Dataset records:
++++++++
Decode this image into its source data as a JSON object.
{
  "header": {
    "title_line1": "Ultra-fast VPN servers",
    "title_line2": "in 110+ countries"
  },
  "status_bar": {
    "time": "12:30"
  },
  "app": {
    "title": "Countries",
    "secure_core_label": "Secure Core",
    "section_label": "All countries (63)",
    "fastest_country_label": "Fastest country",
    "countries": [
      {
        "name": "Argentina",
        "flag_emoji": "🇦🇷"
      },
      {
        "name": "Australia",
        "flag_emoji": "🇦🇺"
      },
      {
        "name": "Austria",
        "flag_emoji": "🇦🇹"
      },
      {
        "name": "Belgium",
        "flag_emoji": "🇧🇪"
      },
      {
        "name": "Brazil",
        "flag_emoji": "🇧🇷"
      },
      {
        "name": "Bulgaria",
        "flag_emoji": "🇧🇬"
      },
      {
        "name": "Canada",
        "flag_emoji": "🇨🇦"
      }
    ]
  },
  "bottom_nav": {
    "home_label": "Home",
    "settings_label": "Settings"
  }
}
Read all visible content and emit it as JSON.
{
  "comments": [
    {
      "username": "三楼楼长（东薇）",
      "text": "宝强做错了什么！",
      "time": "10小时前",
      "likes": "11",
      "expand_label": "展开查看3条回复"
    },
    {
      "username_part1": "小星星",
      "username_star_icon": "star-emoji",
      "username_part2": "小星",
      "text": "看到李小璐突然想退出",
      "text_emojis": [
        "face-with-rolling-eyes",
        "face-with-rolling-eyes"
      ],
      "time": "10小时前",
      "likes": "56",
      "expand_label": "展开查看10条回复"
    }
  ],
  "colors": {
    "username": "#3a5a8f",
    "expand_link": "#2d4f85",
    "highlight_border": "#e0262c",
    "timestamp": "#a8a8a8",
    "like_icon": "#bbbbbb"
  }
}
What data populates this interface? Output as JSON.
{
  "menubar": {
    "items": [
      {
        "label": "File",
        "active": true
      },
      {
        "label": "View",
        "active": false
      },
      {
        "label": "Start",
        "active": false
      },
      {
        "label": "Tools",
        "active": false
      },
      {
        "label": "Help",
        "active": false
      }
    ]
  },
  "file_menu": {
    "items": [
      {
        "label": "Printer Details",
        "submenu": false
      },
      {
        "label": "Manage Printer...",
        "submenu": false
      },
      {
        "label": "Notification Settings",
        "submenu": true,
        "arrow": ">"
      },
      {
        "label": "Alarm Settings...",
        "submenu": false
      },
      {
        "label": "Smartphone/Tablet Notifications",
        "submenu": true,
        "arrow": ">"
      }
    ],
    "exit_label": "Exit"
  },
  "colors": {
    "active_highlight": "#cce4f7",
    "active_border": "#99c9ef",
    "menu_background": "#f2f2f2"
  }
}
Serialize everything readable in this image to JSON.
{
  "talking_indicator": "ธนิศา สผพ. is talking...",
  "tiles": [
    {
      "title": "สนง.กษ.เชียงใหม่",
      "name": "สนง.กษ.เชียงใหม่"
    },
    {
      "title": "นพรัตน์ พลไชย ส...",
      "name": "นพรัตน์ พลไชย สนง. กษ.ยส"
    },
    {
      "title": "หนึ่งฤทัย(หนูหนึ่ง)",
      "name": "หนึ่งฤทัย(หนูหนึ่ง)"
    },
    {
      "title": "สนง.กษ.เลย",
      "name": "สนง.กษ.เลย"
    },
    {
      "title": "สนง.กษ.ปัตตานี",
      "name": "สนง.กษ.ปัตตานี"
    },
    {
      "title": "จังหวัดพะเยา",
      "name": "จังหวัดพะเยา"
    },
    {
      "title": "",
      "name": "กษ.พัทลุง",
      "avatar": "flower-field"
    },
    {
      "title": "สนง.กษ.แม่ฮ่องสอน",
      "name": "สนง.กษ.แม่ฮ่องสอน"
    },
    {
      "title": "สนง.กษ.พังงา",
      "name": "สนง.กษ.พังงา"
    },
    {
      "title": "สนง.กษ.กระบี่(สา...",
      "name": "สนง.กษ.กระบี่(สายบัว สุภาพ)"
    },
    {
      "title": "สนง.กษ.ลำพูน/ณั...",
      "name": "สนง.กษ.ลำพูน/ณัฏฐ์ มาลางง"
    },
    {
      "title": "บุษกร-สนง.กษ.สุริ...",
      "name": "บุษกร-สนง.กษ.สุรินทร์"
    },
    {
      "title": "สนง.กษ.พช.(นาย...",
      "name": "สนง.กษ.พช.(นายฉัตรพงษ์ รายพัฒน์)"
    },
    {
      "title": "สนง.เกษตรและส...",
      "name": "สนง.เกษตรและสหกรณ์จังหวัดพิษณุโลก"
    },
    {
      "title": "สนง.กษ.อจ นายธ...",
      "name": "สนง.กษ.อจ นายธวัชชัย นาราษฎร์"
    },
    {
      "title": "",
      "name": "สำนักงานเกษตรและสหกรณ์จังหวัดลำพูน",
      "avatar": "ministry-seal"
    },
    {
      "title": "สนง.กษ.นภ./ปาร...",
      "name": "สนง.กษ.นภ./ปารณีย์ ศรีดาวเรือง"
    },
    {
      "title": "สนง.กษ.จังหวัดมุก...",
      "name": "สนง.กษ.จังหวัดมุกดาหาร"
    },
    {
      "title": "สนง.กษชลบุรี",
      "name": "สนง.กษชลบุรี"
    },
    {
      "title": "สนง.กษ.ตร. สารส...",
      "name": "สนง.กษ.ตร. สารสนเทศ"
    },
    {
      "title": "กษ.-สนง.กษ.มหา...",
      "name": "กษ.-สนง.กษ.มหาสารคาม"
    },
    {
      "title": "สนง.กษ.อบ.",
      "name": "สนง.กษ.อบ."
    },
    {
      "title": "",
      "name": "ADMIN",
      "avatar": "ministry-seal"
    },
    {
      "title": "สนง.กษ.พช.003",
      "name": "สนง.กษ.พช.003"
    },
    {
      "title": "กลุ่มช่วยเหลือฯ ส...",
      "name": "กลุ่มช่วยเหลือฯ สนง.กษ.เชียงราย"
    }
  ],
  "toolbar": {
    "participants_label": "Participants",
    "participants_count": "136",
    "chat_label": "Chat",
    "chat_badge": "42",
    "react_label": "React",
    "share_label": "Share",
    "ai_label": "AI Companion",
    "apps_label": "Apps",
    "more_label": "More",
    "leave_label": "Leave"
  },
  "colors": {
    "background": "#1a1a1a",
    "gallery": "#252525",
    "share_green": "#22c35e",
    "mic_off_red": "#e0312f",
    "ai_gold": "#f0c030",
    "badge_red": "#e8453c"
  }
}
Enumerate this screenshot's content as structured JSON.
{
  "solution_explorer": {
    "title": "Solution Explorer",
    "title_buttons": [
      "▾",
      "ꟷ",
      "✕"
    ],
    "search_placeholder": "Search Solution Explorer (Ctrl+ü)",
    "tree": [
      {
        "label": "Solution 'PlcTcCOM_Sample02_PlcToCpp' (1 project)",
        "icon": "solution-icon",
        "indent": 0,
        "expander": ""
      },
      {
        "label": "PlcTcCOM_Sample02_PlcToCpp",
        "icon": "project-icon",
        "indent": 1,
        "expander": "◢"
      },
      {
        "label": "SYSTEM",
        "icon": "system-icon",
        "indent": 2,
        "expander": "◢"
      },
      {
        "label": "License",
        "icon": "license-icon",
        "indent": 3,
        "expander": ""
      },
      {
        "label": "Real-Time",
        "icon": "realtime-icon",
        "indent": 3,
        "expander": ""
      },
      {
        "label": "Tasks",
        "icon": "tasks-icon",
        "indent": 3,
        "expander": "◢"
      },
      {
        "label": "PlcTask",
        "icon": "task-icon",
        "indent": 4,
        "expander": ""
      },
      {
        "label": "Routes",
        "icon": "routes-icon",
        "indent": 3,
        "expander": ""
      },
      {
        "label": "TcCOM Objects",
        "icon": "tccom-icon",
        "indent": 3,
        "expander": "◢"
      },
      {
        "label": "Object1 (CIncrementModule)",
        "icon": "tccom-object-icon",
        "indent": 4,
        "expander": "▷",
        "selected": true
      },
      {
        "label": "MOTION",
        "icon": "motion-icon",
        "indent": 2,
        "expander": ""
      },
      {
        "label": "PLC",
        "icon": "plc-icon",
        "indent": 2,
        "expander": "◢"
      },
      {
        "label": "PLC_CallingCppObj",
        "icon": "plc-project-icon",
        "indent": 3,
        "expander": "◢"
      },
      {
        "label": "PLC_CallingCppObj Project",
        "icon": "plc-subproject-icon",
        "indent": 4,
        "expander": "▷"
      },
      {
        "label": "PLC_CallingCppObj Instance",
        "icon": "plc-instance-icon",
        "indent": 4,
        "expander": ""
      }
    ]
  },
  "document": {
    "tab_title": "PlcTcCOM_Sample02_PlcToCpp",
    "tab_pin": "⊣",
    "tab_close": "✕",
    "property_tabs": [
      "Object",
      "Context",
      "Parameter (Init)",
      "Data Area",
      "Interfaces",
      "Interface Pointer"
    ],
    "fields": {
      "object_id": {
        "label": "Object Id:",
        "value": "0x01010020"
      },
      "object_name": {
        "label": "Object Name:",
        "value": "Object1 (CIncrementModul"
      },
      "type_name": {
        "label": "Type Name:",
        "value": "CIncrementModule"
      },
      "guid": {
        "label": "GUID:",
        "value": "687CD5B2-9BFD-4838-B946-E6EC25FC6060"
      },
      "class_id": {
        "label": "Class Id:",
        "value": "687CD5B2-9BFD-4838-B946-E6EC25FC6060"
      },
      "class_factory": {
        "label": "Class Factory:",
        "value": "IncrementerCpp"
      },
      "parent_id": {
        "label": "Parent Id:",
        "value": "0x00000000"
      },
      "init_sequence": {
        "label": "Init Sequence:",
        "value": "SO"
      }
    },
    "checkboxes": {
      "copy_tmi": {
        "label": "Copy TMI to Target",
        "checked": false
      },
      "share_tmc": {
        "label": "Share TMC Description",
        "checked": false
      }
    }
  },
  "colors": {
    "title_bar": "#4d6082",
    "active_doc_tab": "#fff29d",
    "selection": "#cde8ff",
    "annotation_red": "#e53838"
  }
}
++++++++
Exercise
Work through the listing above and report how many lines include the string "Printer", with no other text.

Task response
2